--- Begin Input rows ---
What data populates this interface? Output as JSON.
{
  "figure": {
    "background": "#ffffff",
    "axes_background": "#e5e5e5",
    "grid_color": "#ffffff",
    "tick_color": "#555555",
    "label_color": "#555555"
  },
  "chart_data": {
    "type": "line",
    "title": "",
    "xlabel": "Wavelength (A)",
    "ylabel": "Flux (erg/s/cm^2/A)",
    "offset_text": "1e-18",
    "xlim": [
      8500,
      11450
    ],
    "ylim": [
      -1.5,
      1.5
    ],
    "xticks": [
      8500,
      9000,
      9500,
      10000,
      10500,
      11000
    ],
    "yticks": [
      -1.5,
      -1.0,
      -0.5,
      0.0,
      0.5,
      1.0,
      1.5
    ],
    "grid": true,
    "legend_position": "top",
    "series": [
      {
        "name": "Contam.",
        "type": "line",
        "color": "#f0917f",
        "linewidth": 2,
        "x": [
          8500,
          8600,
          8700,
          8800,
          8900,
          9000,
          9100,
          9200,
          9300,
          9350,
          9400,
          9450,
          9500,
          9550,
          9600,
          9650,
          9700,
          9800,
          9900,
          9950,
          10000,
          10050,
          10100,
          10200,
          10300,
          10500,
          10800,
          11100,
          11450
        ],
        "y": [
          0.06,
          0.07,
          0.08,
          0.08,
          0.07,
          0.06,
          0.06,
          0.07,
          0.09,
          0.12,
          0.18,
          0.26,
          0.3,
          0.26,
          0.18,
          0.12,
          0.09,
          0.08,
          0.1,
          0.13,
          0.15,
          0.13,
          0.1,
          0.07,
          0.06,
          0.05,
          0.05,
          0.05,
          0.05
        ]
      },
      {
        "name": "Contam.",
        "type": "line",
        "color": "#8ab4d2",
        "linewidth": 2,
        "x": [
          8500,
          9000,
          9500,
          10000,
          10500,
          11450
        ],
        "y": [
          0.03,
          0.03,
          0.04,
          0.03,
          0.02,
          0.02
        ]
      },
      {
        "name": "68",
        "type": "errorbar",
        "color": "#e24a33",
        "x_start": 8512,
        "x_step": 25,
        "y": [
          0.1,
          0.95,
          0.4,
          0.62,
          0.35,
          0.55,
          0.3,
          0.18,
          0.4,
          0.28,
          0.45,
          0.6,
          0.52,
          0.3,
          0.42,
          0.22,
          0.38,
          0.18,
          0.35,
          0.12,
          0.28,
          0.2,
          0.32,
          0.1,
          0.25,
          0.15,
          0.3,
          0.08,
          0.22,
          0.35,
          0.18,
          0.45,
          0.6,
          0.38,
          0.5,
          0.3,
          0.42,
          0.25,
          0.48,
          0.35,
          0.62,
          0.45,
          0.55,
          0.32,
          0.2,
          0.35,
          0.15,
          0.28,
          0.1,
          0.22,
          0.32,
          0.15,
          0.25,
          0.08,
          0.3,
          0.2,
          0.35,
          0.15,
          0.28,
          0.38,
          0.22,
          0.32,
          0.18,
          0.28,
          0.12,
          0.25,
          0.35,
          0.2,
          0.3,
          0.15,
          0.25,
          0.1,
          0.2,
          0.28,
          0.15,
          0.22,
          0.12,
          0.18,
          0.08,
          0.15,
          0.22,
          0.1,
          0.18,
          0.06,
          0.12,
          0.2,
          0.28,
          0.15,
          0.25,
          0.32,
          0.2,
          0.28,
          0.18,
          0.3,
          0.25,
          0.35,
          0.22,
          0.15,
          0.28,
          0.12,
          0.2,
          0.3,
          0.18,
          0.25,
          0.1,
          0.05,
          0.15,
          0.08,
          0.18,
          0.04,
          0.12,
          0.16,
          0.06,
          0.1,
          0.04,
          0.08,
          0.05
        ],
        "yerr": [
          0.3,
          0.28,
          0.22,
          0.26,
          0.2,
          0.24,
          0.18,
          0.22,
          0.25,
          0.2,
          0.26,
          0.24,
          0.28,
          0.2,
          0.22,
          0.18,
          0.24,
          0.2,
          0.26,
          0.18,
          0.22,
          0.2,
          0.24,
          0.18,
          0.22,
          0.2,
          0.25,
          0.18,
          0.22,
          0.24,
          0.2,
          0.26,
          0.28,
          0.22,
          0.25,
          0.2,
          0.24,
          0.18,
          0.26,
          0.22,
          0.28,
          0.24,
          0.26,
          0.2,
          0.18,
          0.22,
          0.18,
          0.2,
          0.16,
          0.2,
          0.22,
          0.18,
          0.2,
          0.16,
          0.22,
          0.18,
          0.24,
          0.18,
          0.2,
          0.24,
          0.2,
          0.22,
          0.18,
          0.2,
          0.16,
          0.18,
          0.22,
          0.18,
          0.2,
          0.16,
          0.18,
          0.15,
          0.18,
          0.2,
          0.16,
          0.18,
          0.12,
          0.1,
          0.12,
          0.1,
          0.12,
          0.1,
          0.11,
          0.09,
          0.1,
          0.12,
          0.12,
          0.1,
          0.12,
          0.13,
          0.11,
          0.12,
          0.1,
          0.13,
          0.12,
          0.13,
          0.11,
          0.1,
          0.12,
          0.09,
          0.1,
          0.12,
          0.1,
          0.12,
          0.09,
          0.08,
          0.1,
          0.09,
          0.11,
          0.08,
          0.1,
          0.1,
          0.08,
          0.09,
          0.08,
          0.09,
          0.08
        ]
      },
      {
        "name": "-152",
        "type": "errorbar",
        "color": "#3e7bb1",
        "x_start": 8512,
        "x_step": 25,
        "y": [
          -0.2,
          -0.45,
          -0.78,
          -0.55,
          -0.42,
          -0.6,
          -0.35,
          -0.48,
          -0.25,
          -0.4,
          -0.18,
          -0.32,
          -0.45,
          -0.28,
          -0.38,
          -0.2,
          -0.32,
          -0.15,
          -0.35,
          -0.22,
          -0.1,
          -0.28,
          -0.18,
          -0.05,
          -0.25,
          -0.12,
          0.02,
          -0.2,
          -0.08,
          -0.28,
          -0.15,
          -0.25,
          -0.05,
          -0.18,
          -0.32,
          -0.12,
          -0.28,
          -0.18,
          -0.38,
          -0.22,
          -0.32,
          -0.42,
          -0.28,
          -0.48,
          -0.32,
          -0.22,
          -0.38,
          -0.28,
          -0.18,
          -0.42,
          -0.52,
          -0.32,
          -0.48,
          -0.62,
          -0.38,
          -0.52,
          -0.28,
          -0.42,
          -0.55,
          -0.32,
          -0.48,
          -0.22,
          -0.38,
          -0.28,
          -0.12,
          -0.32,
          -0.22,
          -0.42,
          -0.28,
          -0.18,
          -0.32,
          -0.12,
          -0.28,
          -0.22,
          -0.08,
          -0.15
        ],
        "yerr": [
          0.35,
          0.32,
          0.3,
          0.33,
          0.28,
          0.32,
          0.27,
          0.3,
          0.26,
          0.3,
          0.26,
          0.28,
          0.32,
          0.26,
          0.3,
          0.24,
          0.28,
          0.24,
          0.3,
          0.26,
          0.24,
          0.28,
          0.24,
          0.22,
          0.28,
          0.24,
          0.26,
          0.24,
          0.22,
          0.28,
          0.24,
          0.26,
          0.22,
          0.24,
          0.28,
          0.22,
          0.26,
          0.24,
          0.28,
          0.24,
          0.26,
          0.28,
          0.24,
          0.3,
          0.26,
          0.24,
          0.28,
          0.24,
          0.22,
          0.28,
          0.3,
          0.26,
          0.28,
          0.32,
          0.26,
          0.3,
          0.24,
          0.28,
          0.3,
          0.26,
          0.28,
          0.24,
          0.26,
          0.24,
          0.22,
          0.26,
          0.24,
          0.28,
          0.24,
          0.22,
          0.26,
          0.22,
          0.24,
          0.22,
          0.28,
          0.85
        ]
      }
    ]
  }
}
--- End Input rows ---
* [What you will do]: From the records above, extract every entry verbatim.

* [Answer to the exercise]:
What data populates this interface? Output as JSON.
{
  "figure": {
    "background": "#ffffff",
    "axes_background": "#e5e5e5",
    "grid_color": "#ffffff",
    "tick_color": "#555555",
    "label_color": "#555555"
  },
  "chart_data": {
    "type": "line",
    "title": "",
    "xlabel": "Wavelength (A)",
    "ylabel": "Flux (erg/s/cm^2/A)",
    "offset_text": "1e-18",
    "xlim": [
      8500,
      11450
    ],
    "ylim": [
      -1.5,
      1.5
    ],
    "xticks": [
      8500,
      9000,
      9500,
      10000,
      10500,
      11000
    ],
    "yticks": [
      -1.5,
      -1.0,
      -0.5,
      0.0,
      0.5,
      1.0,
      1.5
    ],
    "grid": true,
    "legend_position": "top",
    "series": [
      {
        "name": "Contam.",
        "type": "line",
        "color": "#f0917f",
        "linewidth": 2,
        "x": [
          8500,
          8600,
          8700,
          8800,
          8900,
          9000,
          9100,
          9200,
          9300,
          9350,
          9400,
          9450,
          9500,
          9550,
          9600,
          9650,
          9700,
          9800,
          9900,
          9950,
          10000,
          10050,
          10100,
          10200,
          10300,
          10500,
          10800,
          11100,
          11450
        ],
        "y": [
          0.06,
          0.07,
          0.08,
          0.08,
          0.07,
          0.06,
          0.06,
          0.07,
          0.09,
          0.12,
          0.18,
          0.26,
          0.3,
          0.26,
          0.18,
          0.12,
          0.09,
          0.08,
          0.1,
          0.13,
          0.15,
          0.13,
          0.1,
          0.07,
          0.06,
          0.05,
          0.05,
          0.05,
          0.05
        ]
      },
      {
        "name": "Contam.",
        "type": "line",
        "color": "#8ab4d2",
        "linewidth": 2,
        "x": [
          8500,
          9000,
          9500,
          10000,
          10500,
          11450
        ],
        "y": [
          0.03,
          0.03,
          0.04,
          0.03,
          0.02,
          0.02
        ]
      },
      {
        "name": "68",
        "type": "errorbar",
        "color": "#e24a33",
        "x_start": 8512,
        "x_step": 25,
        "y": [
          0.1,
          0.95,
          0.4,
          0.62,
          0.35,
          0.55,
          0.3,
          0.18,
          0.4,
          0.28,
          0.45,
          0.6,
          0.52,
          0.3,
          0.42,
          0.22,
          0.38,
          0.18,
          0.35,
          0.12,
          0.28,
          0.2,
          0.32,
          0.1,
          0.25,
          0.15,
          0.3,
          0.08,
          0.22,
          0.35,
          0.18,
          0.45,
          0.6,
          0.38,
          0.5,
          0.3,
          0.42,
          0.25,
          0.48,
          0.35,
          0.62,
          0.45,
          0.55,
          0.32,
          0.2,
          0.35,
          0.15,
          0.28,
          0.1,
          0.22,
          0.32,
          0.15,
          0.25,
          0.08,
          0.3,
          0.2,
          0.35,
          0.15,
          0.28,
          0.38,
          0.22,
          0.32,
          0.18,
          0.28,
          0.12,
          0.25,
          0.35,
          0.2,
          0.3,
          0.15,
          0.25,
          0.1,
          0.2,
          0.28,
          0.15,
          0.22,
          0.12,
          0.18,
          0.08,
          0.15,
          0.22,
          0.1,
          0.18,
          0.06,
          0.12,
          0.2,
          0.28,
          0.15,
          0.25,
          0.32,
          0.2,
          0.28,
          0.18,
          0.3,
          0.25,
          0.35,
          0.22,
          0.15,
          0.28,
          0.12,
          0.2,
          0.3,
          0.18,
          0.25,
          0.1,
          0.05,
          0.15,
          0.08,
          0.18,
          0.04,
          0.12,
          0.16,
          0.06,
          0.1,
          0.04,
          0.08,
          0.05
        ],
        "yerr": [
          0.3,
          0.28,
          0.22,
          0.26,
          0.2,
          0.24,
          0.18,
          0.22,
          0.25,
          0.2,
          0.26,
          0.24,
          0.28,
          0.2,
          0.22,
          0.18,
          0.24,
          0.2,
          0.26,
          0.18,
          0.22,
          0.2,
          0.24,
          0.18,
          0.22,
          0.2,
          0.25,
          0.18,
          0.22,
          0.24,
          0.2,
          0.26,
          0.28,
          0.22,
          0.25,
          0.2,
          0.24,
          0.18,
          0.26,
          0.22,
          0.28,
          0.24,
          0.26,
          0.2,
          0.18,
          0.22,
          0.18,
          0.2,
          0.16,
          0.2,
          0.22,
          0.18,
          0.2,
          0.16,
          0.22,
          0.18,
          0.24,
          0.18,
          0.2,
          0.24,
          0.2,
          0.22,
          0.18,
          0.2,
          0.16,
          0.18,
          0.22,
          0.18,
          0.2,
          0.16,
          0.18,
          0.15,
          0.18,
          0.2,
          0.16,
          0.18,
          0.12,
          0.1,
          0.12,
          0.1,
          0.12,
          0.1,
          0.11,
          0.09,
          0.1,
          0.12,
          0.12,
          0.1,
          0.12,
          0.13,
          0.11,
          0.12,
          0.1,
          0.13,
          0.12,
          0.13,
          0.11,
          0.1,
          0.12,
          0.09,
          0.1,
          0.12,
          0.1,
          0.12,
          0.09,
          0.08,
          0.1,
          0.09,
          0.11,
          0.08,
          0.1,
          0.1,
          0.08,
          0.09,
          0.08,
          0.09,
          0.08
        ]
      },
      {
        "name": "-152",
        "type": "errorbar",
        "color": "#3e7bb1",
        "x_start": 8512,
        "x_step": 25,
        "y": [
          -0.2,
          -0.45,
          -0.78,
          -0.55,
          -0.42,
          -0.6,
          -0.35,
          -0.48,
          -0.25,
          -0.4,
          -0.18,
          -0.32,
          -0.45,
          -0.28,
          -0.38,
          -0.2,
          -0.32,
          -0.15,
          -0.35,
          -0.22,
          -0.1,
          -0.28,
          -0.18,
          -0.05,
          -0.25,
          -0.12,
          0.02,
          -0.2,
          -0.08,
          -0.28,
          -0.15,
          -0.25,
          -0.05,
          -0.18,
          -0.32,
          -0.12,
          -0.28,
          -0.18,
          -0.38,
          -0.22,
          -0.32,
          -0.42,
          -0.28,
          -0.48,
          -0.32,
          -0.22,
          -0.38,
          -0.28,
          -0.18,
          -0.42,
          -0.52,
          -0.32,
          -0.48,
          -0.62,
          -0.38,
          -0.52,
          -0.28,
          -0.42,
          -0.55,
          -0.32,
          -0.48,
          -0.22,
          -0.38,
          -0.28,
          -0.12,
          -0.32,
          -0.22,
          -0.42,
          -0.28,
          -0.18,
          -0.32,
          -0.12,
          -0.28,
          -0.22,
          -0.08,
          -0.15
        ],
        "yerr": [
          0.35,
          0.32,
          0.3,
          0.33,
          0.28,
          0.32,
          0.27,
          0.3,
          0.26,
          0.3,
          0.26,
          0.28,
          0.32,
          0.26,
          0.3,
          0.24,
          0.28,
          0.24,
          0.3,
          0.26,
          0.24,
          0.28,
          0.24,
          0.22,
          0.28,
          0.24,
          0.26,
          0.24,
          0.22,
          0.28,
          0.24,
          0.26,
          0.22,
          0.24,
          0.28,
          0.22,
          0.26,
          0.24,
          0.28,
          0.24,
          0.26,
          0.28,
          0.24,
          0.3,
          0.26,
          0.24,
          0.28,
          0.24,
          0.22,
          0.28,
          0.3,
          0.26,
          0.28,
          0.32,
          0.26,
          0.3,
          0.24,
          0.28,
          0.3,
          0.26,
          0.28,
          0.24,
          0.26,
          0.24,
          0.22,
          0.26,
          0.24,
          0.28,
          0.24,
          0.22,
          0.26,
          0.22,
          0.24,
          0.22,
          0.28,
          0.85
        ]
      }
    ]
  }
}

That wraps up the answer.